**Stated problem**: In your copy, reproduce the entries exactly as they are, minus the images.

**Recorded data**:
-*-*-

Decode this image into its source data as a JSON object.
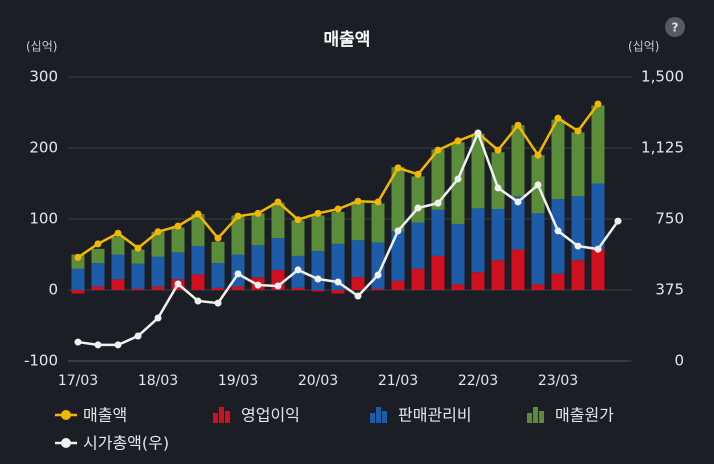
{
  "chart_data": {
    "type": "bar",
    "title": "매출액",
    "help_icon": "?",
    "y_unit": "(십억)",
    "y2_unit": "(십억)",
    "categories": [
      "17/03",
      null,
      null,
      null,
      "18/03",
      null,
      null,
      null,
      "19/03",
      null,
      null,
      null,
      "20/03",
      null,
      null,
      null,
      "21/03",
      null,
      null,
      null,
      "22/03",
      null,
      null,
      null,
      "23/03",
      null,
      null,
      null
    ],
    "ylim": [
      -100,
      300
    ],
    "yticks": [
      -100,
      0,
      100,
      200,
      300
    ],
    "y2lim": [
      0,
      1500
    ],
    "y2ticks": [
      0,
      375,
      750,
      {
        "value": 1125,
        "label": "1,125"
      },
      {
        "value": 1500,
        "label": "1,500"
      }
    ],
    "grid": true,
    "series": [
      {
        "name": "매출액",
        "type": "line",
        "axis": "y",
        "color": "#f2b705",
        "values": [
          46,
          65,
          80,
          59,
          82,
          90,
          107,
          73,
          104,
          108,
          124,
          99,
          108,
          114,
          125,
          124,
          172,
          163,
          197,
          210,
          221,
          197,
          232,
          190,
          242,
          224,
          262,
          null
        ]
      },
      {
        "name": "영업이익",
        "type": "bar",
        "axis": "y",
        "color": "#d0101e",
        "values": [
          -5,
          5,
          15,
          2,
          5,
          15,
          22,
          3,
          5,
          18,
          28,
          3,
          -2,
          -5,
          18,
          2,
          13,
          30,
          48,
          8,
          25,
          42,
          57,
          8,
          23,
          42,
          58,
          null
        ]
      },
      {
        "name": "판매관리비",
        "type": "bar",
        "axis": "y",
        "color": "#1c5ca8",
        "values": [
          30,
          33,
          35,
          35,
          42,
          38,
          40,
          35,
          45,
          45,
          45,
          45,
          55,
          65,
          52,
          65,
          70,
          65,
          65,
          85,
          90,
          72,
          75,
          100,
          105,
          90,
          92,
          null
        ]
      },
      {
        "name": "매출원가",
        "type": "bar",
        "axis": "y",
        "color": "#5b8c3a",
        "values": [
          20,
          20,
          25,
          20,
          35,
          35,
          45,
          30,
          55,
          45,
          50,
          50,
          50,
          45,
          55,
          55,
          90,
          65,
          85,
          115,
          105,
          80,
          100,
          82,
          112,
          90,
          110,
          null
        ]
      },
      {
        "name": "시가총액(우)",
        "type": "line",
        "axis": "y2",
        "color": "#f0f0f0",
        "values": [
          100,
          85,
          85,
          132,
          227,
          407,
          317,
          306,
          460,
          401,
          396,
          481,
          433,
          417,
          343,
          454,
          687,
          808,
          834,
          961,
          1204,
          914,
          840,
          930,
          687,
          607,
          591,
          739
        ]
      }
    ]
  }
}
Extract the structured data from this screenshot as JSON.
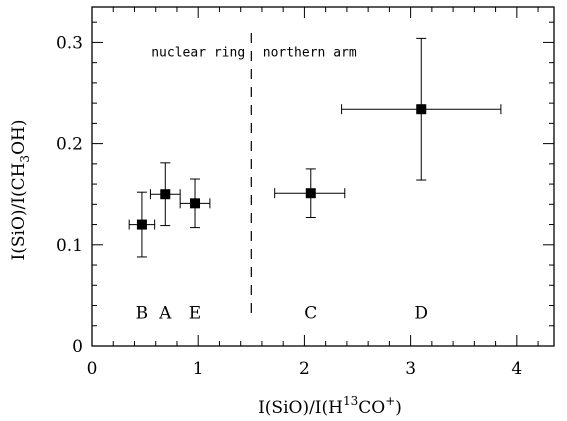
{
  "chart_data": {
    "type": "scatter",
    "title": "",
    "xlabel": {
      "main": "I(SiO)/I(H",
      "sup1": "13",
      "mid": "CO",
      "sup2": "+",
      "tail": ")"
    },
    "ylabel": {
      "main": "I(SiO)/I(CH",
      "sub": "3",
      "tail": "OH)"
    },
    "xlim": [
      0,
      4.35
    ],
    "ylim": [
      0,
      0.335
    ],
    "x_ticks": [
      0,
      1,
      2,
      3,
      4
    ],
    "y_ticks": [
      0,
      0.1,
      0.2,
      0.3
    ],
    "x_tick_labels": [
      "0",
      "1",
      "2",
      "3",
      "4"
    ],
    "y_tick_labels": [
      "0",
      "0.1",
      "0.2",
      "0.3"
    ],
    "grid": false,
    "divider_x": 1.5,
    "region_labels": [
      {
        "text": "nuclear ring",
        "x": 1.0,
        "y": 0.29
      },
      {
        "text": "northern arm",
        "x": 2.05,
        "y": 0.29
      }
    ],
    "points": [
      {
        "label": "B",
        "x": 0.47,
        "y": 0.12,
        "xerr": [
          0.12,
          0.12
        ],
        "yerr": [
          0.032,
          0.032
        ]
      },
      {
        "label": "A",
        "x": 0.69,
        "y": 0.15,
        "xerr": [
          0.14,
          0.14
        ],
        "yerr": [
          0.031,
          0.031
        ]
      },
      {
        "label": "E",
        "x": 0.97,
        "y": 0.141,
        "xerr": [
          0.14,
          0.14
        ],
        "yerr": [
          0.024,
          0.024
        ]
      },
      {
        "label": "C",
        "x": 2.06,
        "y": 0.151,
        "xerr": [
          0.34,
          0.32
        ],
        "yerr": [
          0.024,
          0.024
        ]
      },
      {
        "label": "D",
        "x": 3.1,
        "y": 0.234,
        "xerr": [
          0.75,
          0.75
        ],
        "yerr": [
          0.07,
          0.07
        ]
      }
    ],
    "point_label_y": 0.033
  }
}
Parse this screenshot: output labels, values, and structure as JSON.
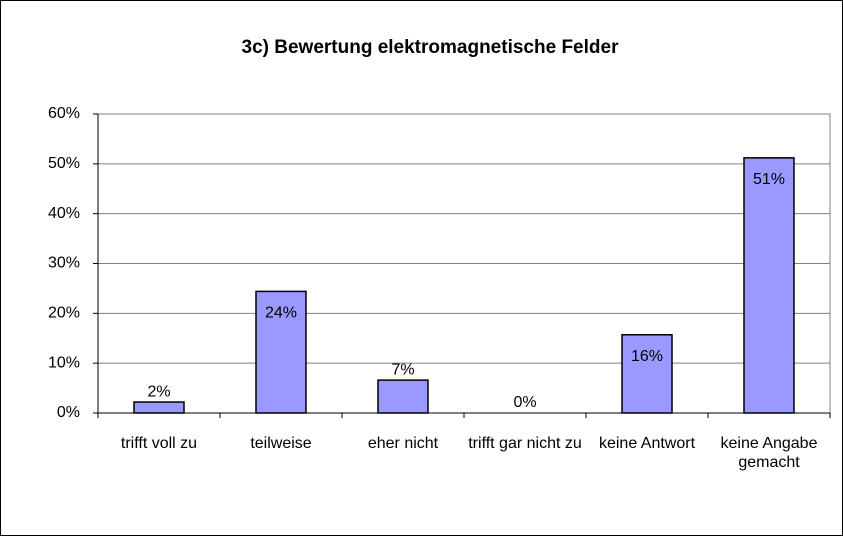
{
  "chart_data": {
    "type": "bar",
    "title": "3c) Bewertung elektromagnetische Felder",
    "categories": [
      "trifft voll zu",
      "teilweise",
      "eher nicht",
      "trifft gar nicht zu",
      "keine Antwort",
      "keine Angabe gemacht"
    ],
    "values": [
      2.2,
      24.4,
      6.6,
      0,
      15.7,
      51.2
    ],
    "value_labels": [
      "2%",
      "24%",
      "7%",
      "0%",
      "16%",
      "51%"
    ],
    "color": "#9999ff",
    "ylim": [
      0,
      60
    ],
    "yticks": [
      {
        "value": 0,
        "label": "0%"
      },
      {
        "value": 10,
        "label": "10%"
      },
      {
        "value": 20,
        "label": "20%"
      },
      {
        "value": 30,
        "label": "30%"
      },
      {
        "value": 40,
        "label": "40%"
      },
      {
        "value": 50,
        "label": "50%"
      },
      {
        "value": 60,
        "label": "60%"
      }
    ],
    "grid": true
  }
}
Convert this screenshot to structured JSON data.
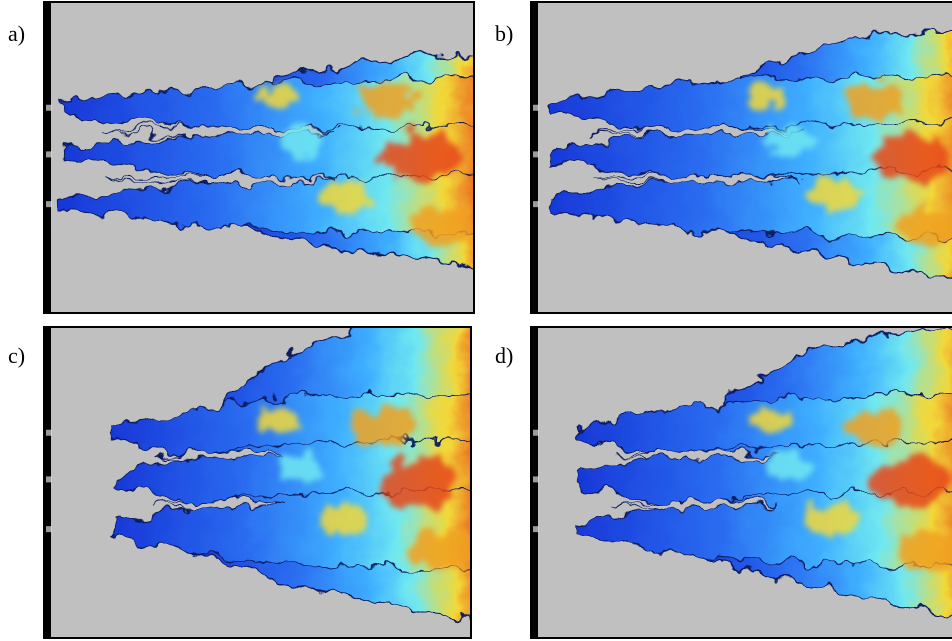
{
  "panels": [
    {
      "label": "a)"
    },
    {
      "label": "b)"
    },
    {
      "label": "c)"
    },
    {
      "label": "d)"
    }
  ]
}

-*-*-

**Answer to this problem**:
Decode this image into its source data as a JSON object.
{
  "chart_data": {
    "type": "bar",
    "title": "매출액",
    "help_icon": "?",
    "y_unit": "(십억)",
    "y2_unit": "(십억)",
    "categories": [
      "17/03",
      null,
      null,
      null,
      "18/03",
      null,
      null,
      null,
      "19/03",
      null,
      null,
      null,
      "20/03",
      null,
      null,
      null,
      "21/03",
      null,
      null,
      null,
      "22/03",
      null,
      null,
      null,
      "23/03",
      null,
      null,
      null
    ],
    "ylim": [
      -100,
      300
    ],
    "yticks": [
      -100,
      0,
      100,
      200,
      300
    ],
    "y2lim": [
      0,
      1500
    ],
    "y2ticks": [
      0,
      375,
      750,
      {
        "value": 1125,
        "label": "1,125"
      },
      {
        "value": 1500,
        "label": "1,500"
      }
    ],
    "grid": true,
    "series": [
      {
        "name": "매출액",
        "type": "line",
        "axis": "y",
        "color": "#f2b705",
        "values": [
          46,
          65,
          80,
          59,
          82,
          90,
          107,
          73,
          104,
          108,
          124,
          99,
          108,
          114,
          125,
          124,
          172,
          163,
          197,
          210,
          221,
          197,
          232,
          190,
          242,
          224,
          262,
          null
        ]
      },
      {
        "name": "영업이익",
        "type": "bar",
        "axis": "y",
        "color": "#d0101e",
        "values": [
          -5,
          5,
          15,
          2,
          5,
          15,
          22,
          3,
          5,
          18,
          28,
          3,
          -2,
          -5,
          18,
          2,
          13,
          30,
          48,
          8,
          25,
          42,
          57,
          8,
          23,
          42,
          58,
          null
        ]
      },
      {
        "name": "판매관리비",
        "type": "bar",
        "axis": "y",
        "color": "#1c5ca8",
        "values": [
          30,
          33,
          35,
          35,
          42,
          38,
          40,
          35,
          45,
          45,
          45,
          45,
          55,
          65,
          52,
          65,
          70,
          65,
          65,
          85,
          90,
          72,
          75,
          100,
          105,
          90,
          92,
          null
        ]
      },
      {
        "name": "매출원가",
        "type": "bar",
        "axis": "y",
        "color": "#5b8c3a",
        "values": [
          20,
          20,
          25,
          20,
          35,
          35,
          45,
          30,
          55,
          45,
          50,
          50,
          50,
          45,
          55,
          55,
          90,
          65,
          85,
          115,
          105,
          80,
          100,
          82,
          112,
          90,
          110,
          null
        ]
      },
      {
        "name": "시가총액(우)",
        "type": "line",
        "axis": "y2",
        "color": "#f0f0f0",
        "values": [
          100,
          85,
          85,
          132,
          227,
          407,
          317,
          306,
          460,
          401,
          396,
          481,
          433,
          417,
          343,
          454,
          687,
          808,
          834,
          961,
          1204,
          914,
          840,
          930,
          687,
          607,
          591,
          739
        ]
      }
    ]
  }
}
Extract the structured data from this screenshot as JSON.
{
  "chart_data": {
    "type": "scatter",
    "title": "",
    "xlabel": {
      "main": "I(SiO)/I(H",
      "sup1": "13",
      "mid": "CO",
      "sup2": "+",
      "tail": ")"
    },
    "ylabel": {
      "main": "I(SiO)/I(CH",
      "sub": "3",
      "tail": "OH)"
    },
    "xlim": [
      0,
      4.35
    ],
    "ylim": [
      0,
      0.335
    ],
    "x_ticks": [
      0,
      1,
      2,
      3,
      4
    ],
    "y_ticks": [
      0,
      0.1,
      0.2,
      0.3
    ],
    "x_tick_labels": [
      "0",
      "1",
      "2",
      "3",
      "4"
    ],
    "y_tick_labels": [
      "0",
      "0.1",
      "0.2",
      "0.3"
    ],
    "grid": false,
    "divider_x": 1.5,
    "region_labels": [
      {
        "text": "nuclear ring",
        "x": 1.0,
        "y": 0.29
      },
      {
        "text": "northern arm",
        "x": 2.05,
        "y": 0.29
      }
    ],
    "points": [
      {
        "label": "B",
        "x": 0.47,
        "y": 0.12,
        "xerr": [
          0.12,
          0.12
        ],
        "yerr": [
          0.032,
          0.032
        ]
      },
      {
        "label": "A",
        "x": 0.69,
        "y": 0.15,
        "xerr": [
          0.14,
          0.14
        ],
        "yerr": [
          0.031,
          0.031
        ]
      },
      {
        "label": "E",
        "x": 0.97,
        "y": 0.141,
        "xerr": [
          0.14,
          0.14
        ],
        "yerr": [
          0.024,
          0.024
        ]
      },
      {
        "label": "C",
        "x": 2.06,
        "y": 0.151,
        "xerr": [
          0.34,
          0.32
        ],
        "yerr": [
          0.024,
          0.024
        ]
      },
      {
        "label": "D",
        "x": 3.1,
        "y": 0.234,
        "xerr": [
          0.75,
          0.75
        ],
        "yerr": [
          0.07,
          0.07
        ]
      }
    ],
    "point_label_y": 0.033
  }
}
Parse this screenshot: output labels, values, and structure as JSON.
{
  "chart_data": {
    "type": "bar",
    "title": "3c) Bewertung elektromagnetische Felder",
    "categories": [
      "trifft voll zu",
      "teilweise",
      "eher nicht",
      "trifft gar nicht zu",
      "keine Antwort",
      "keine Angabe gemacht"
    ],
    "values": [
      2.2,
      24.4,
      6.6,
      0,
      15.7,
      51.2
    ],
    "value_labels": [
      "2%",
      "24%",
      "7%",
      "0%",
      "16%",
      "51%"
    ],
    "color": "#9999ff",
    "ylim": [
      0,
      60
    ],
    "yticks": [
      {
        "value": 0,
        "label": "0%"
      },
      {
        "value": 10,
        "label": "10%"
      },
      {
        "value": 20,
        "label": "20%"
      },
      {
        "value": 30,
        "label": "30%"
      },
      {
        "value": 40,
        "label": "40%"
      },
      {
        "value": 50,
        "label": "50%"
      },
      {
        "value": 60,
        "label": "60%"
      }
    ],
    "grid": true
  }
}
Convert this screenshot to structured JSON data.
{
  "panels": [
    {
      "label": "a)"
    },
    {
      "label": "b)"
    },
    {
      "label": "c)"
    },
    {
      "label": "d)"
    }
  ]
}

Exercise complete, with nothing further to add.